§ **To be done**
Pictures are not part of the copy; repeat everything else in the records exactly.
----
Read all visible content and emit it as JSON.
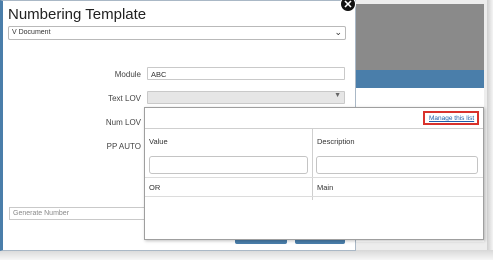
{
  "dialog": {
    "title": "Numbering Template",
    "template_select": {
      "value": "V Document"
    }
  },
  "form": {
    "module_label": "Module",
    "module_value": "ABC",
    "text_lov_label": "Text LOV",
    "text_lov_value": "",
    "num_lov_label": "Num LOV",
    "pp_auto_label": "PP AUTO"
  },
  "generate": {
    "placeholder": "Generate Number"
  },
  "lov_popup": {
    "manage_link": "Manage this list",
    "columns": [
      "Value",
      "Description"
    ],
    "rows": [
      {
        "value": "OR",
        "description": "Main"
      }
    ]
  },
  "colors": {
    "accent": "#4a7eaa",
    "highlight_border": "#d9322c",
    "link": "#1f5ea8"
  }
}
----
§ **Answer**
Read all visible content and emit it as JSON.
{
  "dialog": {
    "title": "Numbering Template",
    "template_select": {
      "value": "V Document"
    }
  },
  "form": {
    "module_label": "Module",
    "module_value": "ABC",
    "text_lov_label": "Text LOV",
    "text_lov_value": "",
    "num_lov_label": "Num LOV",
    "pp_auto_label": "PP AUTO"
  },
  "generate": {
    "placeholder": "Generate Number"
  },
  "lov_popup": {
    "manage_link": "Manage this list",
    "columns": [
      "Value",
      "Description"
    ],
    "rows": [
      {
        "value": "OR",
        "description": "Main"
      }
    ]
  },
  "colors": {
    "accent": "#4a7eaa",
    "highlight_border": "#d9322c",
    "link": "#1f5ea8"
  }
}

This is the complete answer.